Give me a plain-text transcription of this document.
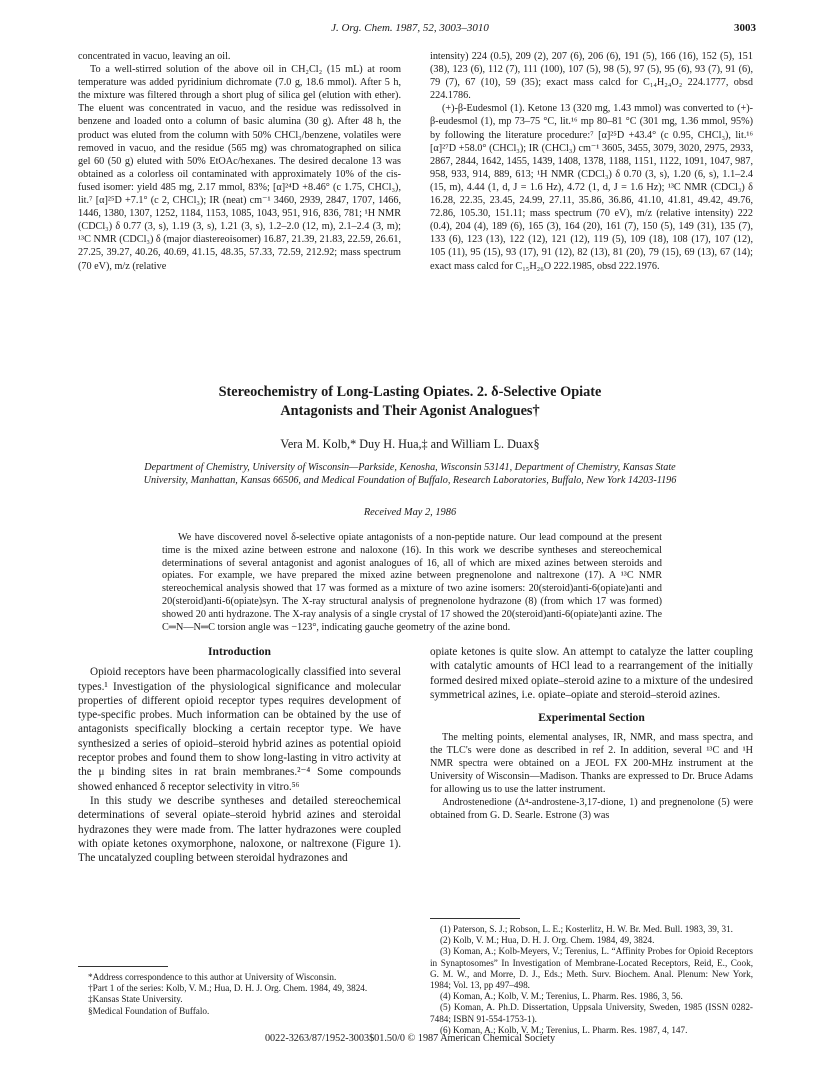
J. Org. Chem. 1987, 52, 3003–3010	3003

concentrated in vacuo, leaving an oil.

To a well-stirred solution of the above oil in CH₂Cl₂ (15 mL) at room temperature was added pyridinium dichromate (7.0 g, 18.6 mmol). After 5 h, the mixture was filtered through a short plug of silica gel (elution with ether). The eluent was concentrated in vacuo, and the residue was redissolved in benzene and loaded onto a column of basic alumina (30 g). After 48 h, the product was eluted from the column with 50% CHCl₃/benzene, volatiles were removed in vacuo, and the residue (565 mg) was chromatographed on silica gel 60 (50 g) eluted with 50% EtOAc/hexanes. The desired decalone 13 was obtained as a colorless oil contaminated with approximately 10% of the cis-fused isomer: yield 485 mg, 2.17 mmol, 83%; [α]²⁴D +8.46° (c 1.75, CHCl₃), lit.⁷ [α]²⁵D +7.1° (c 2, CHCl₃); IR (neat) cm⁻¹ 3460, 2939, 2847, 1707, 1466, 1446, 1380, 1307, 1252, 1184, 1153, 1085, 1043, 951, 916, 836, 781; ¹H NMR (CDCl₃) δ 0.77 (3, s), 1.19 (3, s), 1.21 (3, s), 1.2–2.0 (12, m), 2.1–2.4 (3, m); ¹³C NMR (CDCl₃) δ (major diastereoisomer) 16.87, 21.39, 21.83, 22.59, 26.61, 27.25, 39.27, 40.26, 40.69, 41.15, 48.35, 57.33, 72.59, 212.92; mass spectrum (70 eV), m/z (relative

intensity) 224 (0.5), 209 (2), 207 (6), 206 (6), 191 (5), 166 (16), 152 (5), 151 (38), 123 (6), 112 (7), 111 (100), 107 (5), 98 (5), 97 (5), 95 (6), 93 (7), 91 (6), 79 (7), 67 (10), 59 (35); exact mass calcd for C₁₄H₂₄O₂ 224.1777, obsd 224.1786.

(+)-β-Eudesmol (1). Ketone 13 (320 mg, 1.43 mmol) was converted to (+)-β-eudesmol (1), mp 73–75 °C, lit.¹⁶ mp 80–81 °C (301 mg, 1.36 mmol, 95%) by following the literature procedure:⁷ [α]²⁵D +43.4° (c 0.95, CHCl₃), lit.¹⁶ [α]²⁷D +58.0° (CHCl₃); IR (CHCl₃) cm⁻¹ 3605, 3455, 3079, 3020, 2975, 2933, 2867, 2844, 1642, 1455, 1439, 1408, 1378, 1188, 1151, 1122, 1091, 1047, 987, 958, 933, 914, 889, 613; ¹H NMR (CDCl₃) δ 0.70 (3, s), 1.20 (6, s), 1.1–2.4 (15, m), 4.44 (1, d, J = 1.6 Hz), 4.72 (1, d, J = 1.6 Hz); ¹³C NMR (CDCl₃) δ 16.28, 22.35, 23.45, 24.99, 27.11, 35.86, 36.86, 41.10, 41.81, 49.42, 49.76, 72.86, 105.30, 151.11; mass spectrum (70 eV), m/z (relative intensity) 222 (0.4), 204 (4), 189 (6), 165 (3), 164 (20), 161 (7), 150 (5), 149 (31), 135 (7), 133 (6), 123 (13), 122 (12), 121 (12), 119 (5), 109 (18), 108 (17), 107 (12), 105 (11), 95 (15), 93 (17), 91 (12), 82 (13), 81 (20), 79 (15), 69 (13), 67 (14); exact mass calcd for C₁₅H₂₆O 222.1985, obsd 222.1976.

Stereochemistry of Long-Lasting Opiates. 2. δ-Selective Opiate
Antagonists and Their Agonist Analogues†
Vera M. Kolb,* Duy H. Hua,‡ and William L. Duax§
Department of Chemistry, University of Wisconsin—Parkside, Kenosha, Wisconsin 53141, Department of Chemistry, Kansas State University, Manhattan, Kansas 66506, and Medical Foundation of Buffalo, Research Laboratories, Buffalo, New York 14203-1196
Received May 2, 1986
We have discovered novel δ-selective opiate antagonists of a non-peptide nature. Our lead compound at the present time is the mixed azine between estrone and naloxone (16). In this work we describe syntheses and stereochemical determinations of several antagonist and agonist analogues of 16, all of which are mixed azines between steroids and opiates. For example, we have prepared the mixed azine between pregnenolone and naltrexone (17). A ¹³C NMR stereochemical analysis showed that 17 was formed as a mixture of two azine isomers: 20(steroid)anti-6(opiate)anti and 20(steroid)anti-6(opiate)syn. The X-ray structural analysis of pregnenolone hydrazone (8) (from which 17 was formed) showed 20 anti hydrazone. The X-ray analysis of a single crystal of 17 showed the 20(steroid)anti-6(opiate)anti azine. The C═N—N═C torsion angle was −123°, indicating gauche geometry of the azine bond.
Introduction

Opioid receptors have been pharmacologically classified into several types.¹ Investigation of the physiological significance and molecular properties of different opioid receptor types requires development of type-specific probes. Much information can be obtained by the use of antagonists specifically blocking a certain receptor type. We have synthesized a series of opioid–steroid hybrid azines as potential opioid receptor probes and found them to show long-lasting in vitro activity at the μ binding sites in rat brain membranes.²⁻⁴ Some compounds showed enhanced δ receptor selectivity in vitro.⁵⁶

In this study we describe syntheses and detailed stereochemical determinations of several opiate–steroid hybrid azines and steroidal hydrazones they were made from. The latter hydrazones were coupled with opiate ketones oxymorphone, naloxone, or naltrexone (Figure 1). The uncatalyzed coupling between steroidal hydrazones and

opiate ketones is quite slow. An attempt to catalyze the latter coupling with catalytic amounts of HCl lead to a rearrangement of the initially formed desired mixed opiate–steroid azine to a mixture of the undesired symmetrical azines, i.e. opiate–opiate and steroid–steroid azines.

Experimental Section

The melting points, elemental analyses, IR, NMR, and mass spectra, and the TLC's were done as described in ref 2. In addition, several ¹³C and ¹H NMR spectra were obtained on a JEOL FX 200-MHz instrument at the University of Wisconsin—Madison. Thanks are expressed to Dr. Bruce Adams for allowing us to use the latter instrument.

Androstenedione (Δ⁴-androstene-3,17-dione, 1) and pregnenolone (5) were obtained from G. D. Searle. Estrone (3) was

*Address correspondence to this author at University of Wisconsin.

†Part 1 of the series: Kolb, V. M.; Hua, D. H. J. Org. Chem. 1984, 49, 3824.

‡Kansas State University.

§Medical Foundation of Buffalo.

(1) Paterson, S. J.; Robson, L. E.; Kosterlitz, H. W. Br. Med. Bull. 1983, 39, 31.

(2) Kolb, V. M.; Hua, D. H. J. Org. Chem. 1984, 49, 3824.

(3) Koman, A.; Kolb-Meyers, V.; Terenius, L. “Affinity Probes for Opioid Receptors in Synaptosomes” In Investigation of Membrane-Located Receptors, Reid, E., Cook, G. M. W., and Morre, D. J., Eds.; Meth. Surv. Biochem. Anal. Plenum: New York, 1984; Vol. 13, pp 497–498.

(4) Koman, A.; Kolb, V. M.; Terenius, L. Pharm. Res. 1986, 3, 56.

(5) Koman, A. Ph.D. Dissertation, Uppsala University, Sweden, 1985 (ISSN 0282-7484; ISBN 91-554-1753-1).

(6) Koman, A.; Kolb, V. M.; Terenius, L. Pharm. Res. 1987, 4, 147.

0022-3263/87/1952-3003$01.50/0 © 1987 American Chemical Society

******************************

> _Problem to solve_
Repeat the material above word for word but skip the images.

> _Written response_
Give me a plain-text transcription of this document.
J. Org. Chem. 1987, 52, 3003–3010	3003

concentrated in vacuo, leaving an oil.

To a well-stirred solution of the above oil in CH₂Cl₂ (15 mL) at room temperature was added pyridinium dichromate (7.0 g, 18.6 mmol). After 5 h, the mixture was filtered through a short plug of silica gel (elution with ether). The eluent was concentrated in vacuo, and the residue was redissolved in benzene and loaded onto a column of basic alumina (30 g). After 48 h, the product was eluted from the column with 50% CHCl₃/benzene, volatiles were removed in vacuo, and the residue (565 mg) was chromatographed on silica gel 60 (50 g) eluted with 50% EtOAc/hexanes. The desired decalone 13 was obtained as a colorless oil contaminated with approximately 10% of the cis-fused isomer: yield 485 mg, 2.17 mmol, 83%; [α]²⁴D +8.46° (c 1.75, CHCl₃), lit.⁷ [α]²⁵D +7.1° (c 2, CHCl₃); IR (neat) cm⁻¹ 3460, 2939, 2847, 1707, 1466, 1446, 1380, 1307, 1252, 1184, 1153, 1085, 1043, 951, 916, 836, 781; ¹H NMR (CDCl₃) δ 0.77 (3, s), 1.19 (3, s), 1.21 (3, s), 1.2–2.0 (12, m), 2.1–2.4 (3, m); ¹³C NMR (CDCl₃) δ (major diastereoisomer) 16.87, 21.39, 21.83, 22.59, 26.61, 27.25, 39.27, 40.26, 40.69, 41.15, 48.35, 57.33, 72.59, 212.92; mass spectrum (70 eV), m/z (relative

intensity) 224 (0.5), 209 (2), 207 (6), 206 (6), 191 (5), 166 (16), 152 (5), 151 (38), 123 (6), 112 (7), 111 (100), 107 (5), 98 (5), 97 (5), 95 (6), 93 (7), 91 (6), 79 (7), 67 (10), 59 (35); exact mass calcd for C₁₄H₂₄O₂ 224.1777, obsd 224.1786.

(+)-β-Eudesmol (1). Ketone 13 (320 mg, 1.43 mmol) was converted to (+)-β-eudesmol (1), mp 73–75 °C, lit.¹⁶ mp 80–81 °C (301 mg, 1.36 mmol, 95%) by following the literature procedure:⁷ [α]²⁵D +43.4° (c 0.95, CHCl₃), lit.¹⁶ [α]²⁷D +58.0° (CHCl₃); IR (CHCl₃) cm⁻¹ 3605, 3455, 3079, 3020, 2975, 2933, 2867, 2844, 1642, 1455, 1439, 1408, 1378, 1188, 1151, 1122, 1091, 1047, 987, 958, 933, 914, 889, 613; ¹H NMR (CDCl₃) δ 0.70 (3, s), 1.20 (6, s), 1.1–2.4 (15, m), 4.44 (1, d, J = 1.6 Hz), 4.72 (1, d, J = 1.6 Hz); ¹³C NMR (CDCl₃) δ 16.28, 22.35, 23.45, 24.99, 27.11, 35.86, 36.86, 41.10, 41.81, 49.42, 49.76, 72.86, 105.30, 151.11; mass spectrum (70 eV), m/z (relative intensity) 222 (0.4), 204 (4), 189 (6), 165 (3), 164 (20), 161 (7), 150 (5), 149 (31), 135 (7), 133 (6), 123 (13), 122 (12), 121 (12), 119 (5), 109 (18), 108 (17), 107 (12), 105 (11), 95 (15), 93 (17), 91 (12), 82 (13), 81 (20), 79 (15), 69 (13), 67 (14); exact mass calcd for C₁₅H₂₆O 222.1985, obsd 222.1976.

Stereochemistry of Long-Lasting Opiates. 2. δ-Selective Opiate
Antagonists and Their Agonist Analogues†
Vera M. Kolb,* Duy H. Hua,‡ and William L. Duax§
Department of Chemistry, University of Wisconsin—Parkside, Kenosha, Wisconsin 53141, Department of Chemistry, Kansas State University, Manhattan, Kansas 66506, and Medical Foundation of Buffalo, Research Laboratories, Buffalo, New York 14203-1196
Received May 2, 1986
We have discovered novel δ-selective opiate antagonists of a non-peptide nature. Our lead compound at the present time is the mixed azine between estrone and naloxone (16). In this work we describe syntheses and stereochemical determinations of several antagonist and agonist analogues of 16, all of which are mixed azines between steroids and opiates. For example, we have prepared the mixed azine between pregnenolone and naltrexone (17). A ¹³C NMR stereochemical analysis showed that 17 was formed as a mixture of two azine isomers: 20(steroid)anti-6(opiate)anti and 20(steroid)anti-6(opiate)syn. The X-ray structural analysis of pregnenolone hydrazone (8) (from which 17 was formed) showed 20 anti hydrazone. The X-ray analysis of a single crystal of 17 showed the 20(steroid)anti-6(opiate)anti azine. The C═N—N═C torsion angle was −123°, indicating gauche geometry of the azine bond.
Introduction

Opioid receptors have been pharmacologically classified into several types.¹ Investigation of the physiological significance and molecular properties of different opioid receptor types requires development of type-specific probes. Much information can be obtained by the use of antagonists specifically blocking a certain receptor type. We have synthesized a series of opioid–steroid hybrid azines as potential opioid receptor probes and found them to show long-lasting in vitro activity at the μ binding sites in rat brain membranes.²⁻⁴ Some compounds showed enhanced δ receptor selectivity in vitro.⁵⁶

In this study we describe syntheses and detailed stereochemical determinations of several opiate–steroid hybrid azines and steroidal hydrazones they were made from. The latter hydrazones were coupled with opiate ketones oxymorphone, naloxone, or naltrexone (Figure 1). The uncatalyzed coupling between steroidal hydrazones and

opiate ketones is quite slow. An attempt to catalyze the latter coupling with catalytic amounts of HCl lead to a rearrangement of the initially formed desired mixed opiate–steroid azine to a mixture of the undesired symmetrical azines, i.e. opiate–opiate and steroid–steroid azines.

Experimental Section

The melting points, elemental analyses, IR, NMR, and mass spectra, and the TLC's were done as described in ref 2. In addition, several ¹³C and ¹H NMR spectra were obtained on a JEOL FX 200-MHz instrument at the University of Wisconsin—Madison. Thanks are expressed to Dr. Bruce Adams for allowing us to use the latter instrument.

Androstenedione (Δ⁴-androstene-3,17-dione, 1) and pregnenolone (5) were obtained from G. D. Searle. Estrone (3) was

*Address correspondence to this author at University of Wisconsin.

†Part 1 of the series: Kolb, V. M.; Hua, D. H. J. Org. Chem. 1984, 49, 3824.

‡Kansas State University.

§Medical Foundation of Buffalo.

(1) Paterson, S. J.; Robson, L. E.; Kosterlitz, H. W. Br. Med. Bull. 1983, 39, 31.

(2) Kolb, V. M.; Hua, D. H. J. Org. Chem. 1984, 49, 3824.

(3) Koman, A.; Kolb-Meyers, V.; Terenius, L. “Affinity Probes for Opioid Receptors in Synaptosomes” In Investigation of Membrane-Located Receptors, Reid, E., Cook, G. M. W., and Morre, D. J., Eds.; Meth. Surv. Biochem. Anal. Plenum: New York, 1984; Vol. 13, pp 497–498.

(4) Koman, A.; Kolb, V. M.; Terenius, L. Pharm. Res. 1986, 3, 56.

(5) Koman, A. Ph.D. Dissertation, Uppsala University, Sweden, 1985 (ISSN 0282-7484; ISBN 91-554-1753-1).

(6) Koman, A.; Kolb, V. M.; Terenius, L. Pharm. Res. 1987, 4, 147.

0022-3263/87/1952-3003$01.50/0 © 1987 American Chemical Society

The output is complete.